> **WORK TO DO**: Filter the records below and copy every line containing the word "неудач".

** begin THE DATA **

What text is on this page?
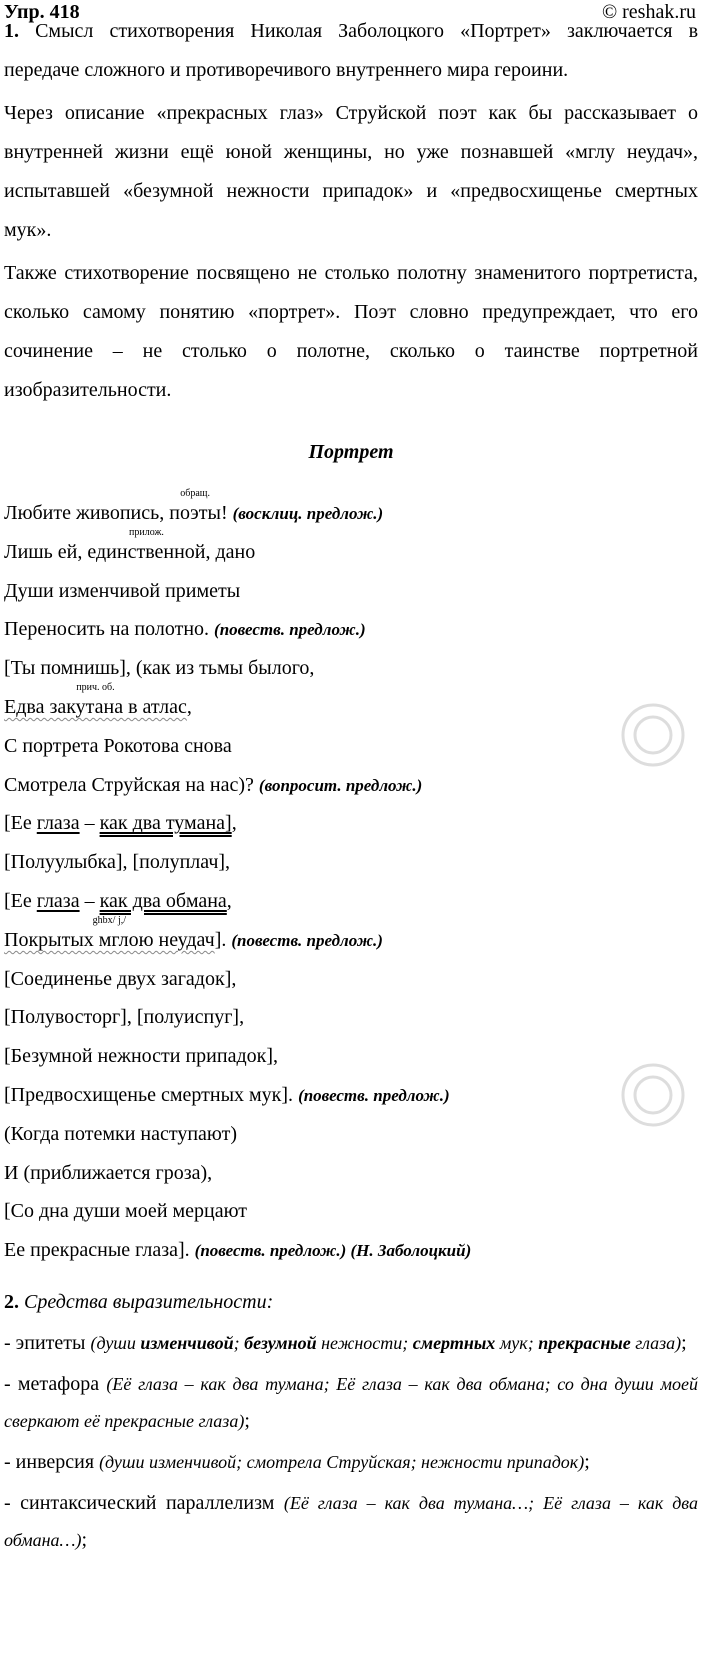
Упр. 418	© reshak.ru

1. Смысл стихотворения Николая Заболоцкого «Портрет» заключается в передаче сложного и противоречивого внутреннего мира героини.

Через описание «прекрасных глаз» Струйской поэт как бы рассказывает о внутренней жизни ещё юной женщины, но уже познавшей «мглу неудач», испытавшей «безумной нежности припадок» и «предвосхищенье смертных мук».

Также стихотворение посвящено не столько полотну знаменитого портретиста, сколько самому понятию «портрет». Поэт словно предупреждает, что его сочинение – не столько о полотне, сколько о таинстве портретной изобразительности.

Портрет
Любите живопись, поэты
обращ.
! (восклиц. предлож.)
Лишь ей, единственной
прилож.
, дано
Души изменчивой приметы
Переносить на полотно. (повеств. предлож.)
[Ты помнишь], (как из тьмы былого,
Едва закутана в атлас
прич. об.
,
С портрета Рокотова снова
Смотрела Струйская на нас)? (вопросит. предлож.)
[Ее глаза – как два тумана],
[Полуулыбка], [полуплач],
[Ее глаза – как два обмана,
Покрытых мглою неудач
ghbx/ j,/
]. (повеств. предлож.)
[Соединенье двух загадок],
[Полувосторг], [полуиспуг],
[Безумной нежности припадок],
[Предвосхищенье смертных мук]. (повеств. предлож.)
(Когда потемки наступают)
И (приближается гроза),
[Со дна души моей мерцают
Ее прекрасные глаза]. (повеств. предлож.) (Н. Заболоцкий)

2. Средства выразительности:

- эпитеты (души изменчивой; безумной нежности; смертных мук; прекрасные глаза);

- метафора (Её глаза – как два тумана; Её глаза – как два обмана; со дна души моей сверкают её прекрасные глаза);

- инверсия (души изменчивой; смотрела Струйская; нежности припадок);

- синтаксический параллелизм (Её глаза – как два тумана…; Её глаза – как два обмана…);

** end THE DATA **

> **TASK ANSWER**:
Через описание «прекрасных глаз» Струйской поэт как бы рассказывает о внутренней жизни ещё юной женщины, но уже познавшей «мглу неудач», испытавшей «безумной нежности припадок» и «предвосхищенье смертных мук».
Покрытых мглою неудач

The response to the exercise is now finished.